● Stated problem
The records that follow are to be repeated exactly, with the pictures removed.

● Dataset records
--------------------

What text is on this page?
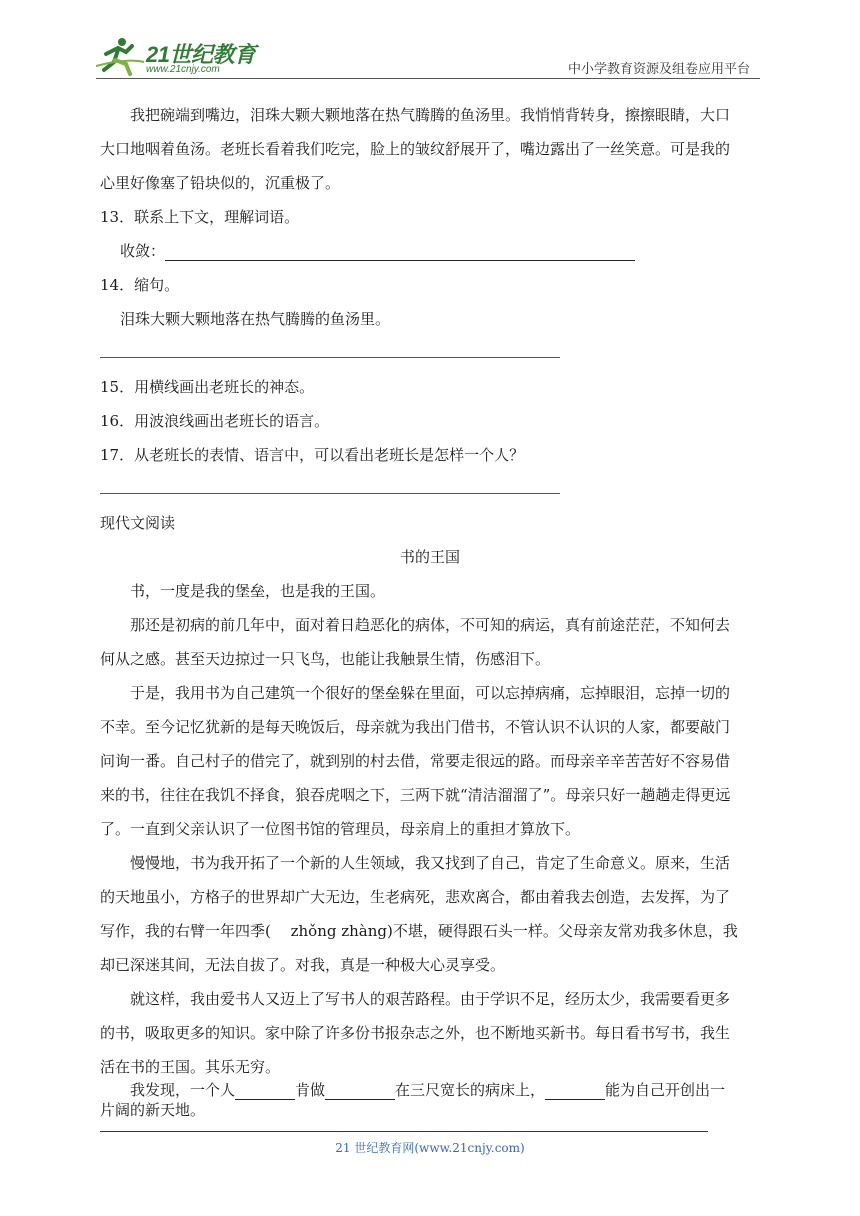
21世纪教育
www.21cnjy.com	中小学教育资源及组卷应用平台
我把碗端到嘴边，泪珠大颗大颗地落在热气腾腾的鱼汤里。我悄悄背转身，擦擦眼睛，大口
大口地咽着鱼汤。老班长看着我们吃完，脸上的皱纹舒展开了，嘴边露出了一丝笑意。可是我的
心里好像塞了铅块似的，沉重极了。
13．联系上下文，理解词语。
收敛：
14．缩句。
泪珠大颗大颗地落在热气腾腾的鱼汤里。
15．用横线画出老班长的神态。
16．用波浪线画出老班长的语言。
17．从老班长的表情、语言中，可以看出老班长是怎样一个人？
现代文阅读
书的王国
书，一度是我的堡垒，也是我的王国。
那还是初病的前几年中，面对着日趋恶化的病体，不可知的病运，真有前途茫茫，不知何去
何从之感。甚至天边掠过一只飞鸟，也能让我触景生情，伤感泪下。
于是，我用书为自己建筑一个很好的堡垒躲在里面，可以忘掉病痛，忘掉眼泪，忘掉一切的
不幸。至今记忆犹新的是每天晚饭后，母亲就为我出门借书，不管认识不认识的人家，都要敲门
问询一番。自己村子的借完了，就到别的村去借，常要走很远的路。而母亲辛辛苦苦好不容易借
来的书，往往在我饥不择食，狼吞虎咽之下，三两下就“清洁溜溜了”。母亲只好一趟趟走得更远
了。一直到父亲认识了一位图书馆的管理员，母亲肩上的重担才算放下。
慢慢地，书为我开拓了一个新的人生领域，我又找到了自己，肯定了生命意义。原来，生活
的天地虽小，方格子的世界却广大无边，生老病死，悲欢离合，都由着我去创造，去发挥，为了
写作，我的右臂一年四季(　 zhǒng zhàng)不堪，硬得跟石头一样。父母亲友常劝我多休息，我
却已深迷其间，无法自拔了。对我，真是一种极大心灵享受。
就这样，我由爱书人又迈上了写书人的艰苦路程。由于学识不足，经历太少，我需要看更多
的书，吸取更多的知识。家中除了许多份书报杂志之外，也不断地买新书。每日看书写书，我生
活在书的王国。其乐无穷。
我发现，一个人	肯做	在三尺宽长的病床上，	能为自己开创出一
片阔的新天地。
21 世纪教育网(www.21cnjy.com)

--------------------

● Written solution
What text is on this page?
21世纪教育
www.21cnjy.com	中小学教育资源及组卷应用平台
我把碗端到嘴边，泪珠大颗大颗地落在热气腾腾的鱼汤里。我悄悄背转身，擦擦眼睛，大口
大口地咽着鱼汤。老班长看着我们吃完，脸上的皱纹舒展开了，嘴边露出了一丝笑意。可是我的
心里好像塞了铅块似的，沉重极了。
13．联系上下文，理解词语。
收敛：
14．缩句。
泪珠大颗大颗地落在热气腾腾的鱼汤里。
15．用横线画出老班长的神态。
16．用波浪线画出老班长的语言。
17．从老班长的表情、语言中，可以看出老班长是怎样一个人？
现代文阅读
书的王国
书，一度是我的堡垒，也是我的王国。
那还是初病的前几年中，面对着日趋恶化的病体，不可知的病运，真有前途茫茫，不知何去
何从之感。甚至天边掠过一只飞鸟，也能让我触景生情，伤感泪下。
于是，我用书为自己建筑一个很好的堡垒躲在里面，可以忘掉病痛，忘掉眼泪，忘掉一切的
不幸。至今记忆犹新的是每天晚饭后，母亲就为我出门借书，不管认识不认识的人家，都要敲门
问询一番。自己村子的借完了，就到别的村去借，常要走很远的路。而母亲辛辛苦苦好不容易借
来的书，往往在我饥不择食，狼吞虎咽之下，三两下就“清洁溜溜了”。母亲只好一趟趟走得更远
了。一直到父亲认识了一位图书馆的管理员，母亲肩上的重担才算放下。
慢慢地，书为我开拓了一个新的人生领域，我又找到了自己，肯定了生命意义。原来，生活
的天地虽小，方格子的世界却广大无边，生老病死，悲欢离合，都由着我去创造，去发挥，为了
写作，我的右臂一年四季(　 zhǒng zhàng)不堪，硬得跟石头一样。父母亲友常劝我多休息，我
却已深迷其间，无法自拔了。对我，真是一种极大心灵享受。
就这样，我由爱书人又迈上了写书人的艰苦路程。由于学识不足，经历太少，我需要看更多
的书，吸取更多的知识。家中除了许多份书报杂志之外，也不断地买新书。每日看书写书，我生
活在书的王国。其乐无穷。
我发现，一个人	肯做	在三尺宽长的病床上，	能为自己开创出一
片阔的新天地。
21 世纪教育网(www.21cnjy.com)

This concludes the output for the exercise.